### Description of the task
Copy each line below exactly and leave the pictures out.
────
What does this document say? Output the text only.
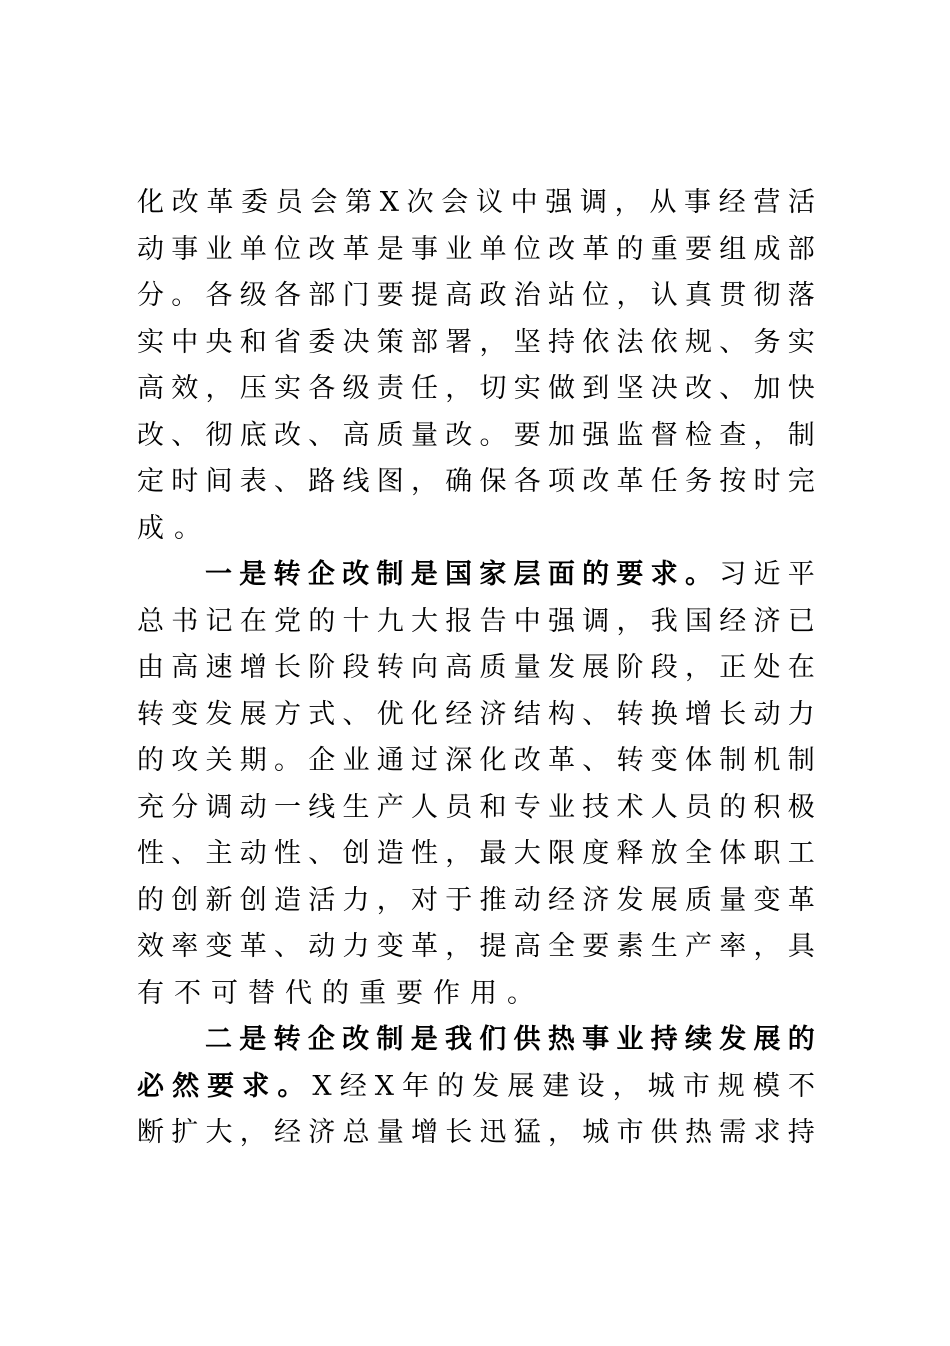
化 改 革 委 员 会 第 X 次 会 议 中 强 调 ， 从 事 经 营 活
动 事 业 单 位 改 革 是 事 业 单 位 改 革 的 重 要 组 成 部
分 。 各 级 各 部 门 要 提 高 政 治 站 位 ， 认 真 贯 彻 落
实 中 央 和 省 委 决 策 部 署 ， 坚 持 依 法 依 规 、 务 实
高 效 ， 压 实 各 级 责 任 ， 切 实 做 到 坚 决 改 、 加 快
改 、 彻 底 改 、 高 质 量 改 。 要 加 强 监 督 检 查 ， 制
定 时 间 表 、 路 线 图 ， 确 保 各 项 改 革 任 务 按 时 完
成 。
一 是 转 企 改 制 是 国 家 层 面 的 要 求 。 习 近 平
总 书 记 在 党 的 十 九 大 报 告 中 强 调 ， 我 国 经 济 已
由 高 速 增 长 阶 段 转 向 高 质 量 发 展 阶 段 ， 正 处 在
转 变 发 展 方 式 、 优 化 经 济 结 构 、 转 换 增 长 动 力
的 攻 关 期 。 企 业 通 过 深 化 改 革 、 转 变 体 制 机 制
充 分 调 动 一 线 生 产 人 员 和 专 业 技 术 人 员 的 积 极
性 、 主 动 性 、 创 造 性 ， 最 大 限 度 释 放 全 体 职 工
的 创 新 创 造 活 力 ， 对 于 推 动 经 济 发 展 质 量 变 革
效 率 变 革 、 动 力 变 革 ， 提 高 全 要 素 生 产 率 ， 具
有 不 可 替 代 的 重 要 作 用 。
二 是 转 企 改 制 是 我 们 供 热 事 业 持 续 发 展 的
必 然 要 求 。 X 经 X 年 的 发 展 建 设 ， 城 市 规 模 不
断 扩 大 ， 经 济 总 量 增 长 迅 猛 ， 城 市 供 热 需 求 持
────
### Solved problem
What does this document say? Output the text only.
化 改 革 委 员 会 第 X 次 会 议 中 强 调 ， 从 事 经 营 活
动 事 业 单 位 改 革 是 事 业 单 位 改 革 的 重 要 组 成 部
分 。 各 级 各 部 门 要 提 高 政 治 站 位 ， 认 真 贯 彻 落
实 中 央 和 省 委 决 策 部 署 ， 坚 持 依 法 依 规 、 务 实
高 效 ， 压 实 各 级 责 任 ， 切 实 做 到 坚 决 改 、 加 快
改 、 彻 底 改 、 高 质 量 改 。 要 加 强 监 督 检 查 ， 制
定 时 间 表 、 路 线 图 ， 确 保 各 项 改 革 任 务 按 时 完
成 。
一 是 转 企 改 制 是 国 家 层 面 的 要 求 。 习 近 平
总 书 记 在 党 的 十 九 大 报 告 中 强 调 ， 我 国 经 济 已
由 高 速 增 长 阶 段 转 向 高 质 量 发 展 阶 段 ， 正 处 在
转 变 发 展 方 式 、 优 化 经 济 结 构 、 转 换 增 长 动 力
的 攻 关 期 。 企 业 通 过 深 化 改 革 、 转 变 体 制 机 制
充 分 调 动 一 线 生 产 人 员 和 专 业 技 术 人 员 的 积 极
性 、 主 动 性 、 创 造 性 ， 最 大 限 度 释 放 全 体 职 工
的 创 新 创 造 活 力 ， 对 于 推 动 经 济 发 展 质 量 变 革
效 率 变 革 、 动 力 变 革 ， 提 高 全 要 素 生 产 率 ， 具
有 不 可 替 代 的 重 要 作 用 。
二 是 转 企 改 制 是 我 们 供 热 事 业 持 续 发 展 的
必 然 要 求 。 X 经 X 年 的 发 展 建 设 ， 城 市 规 模 不
断 扩 大 ， 经 济 总 量 增 长 迅 猛 ， 城 市 供 热 需 求 持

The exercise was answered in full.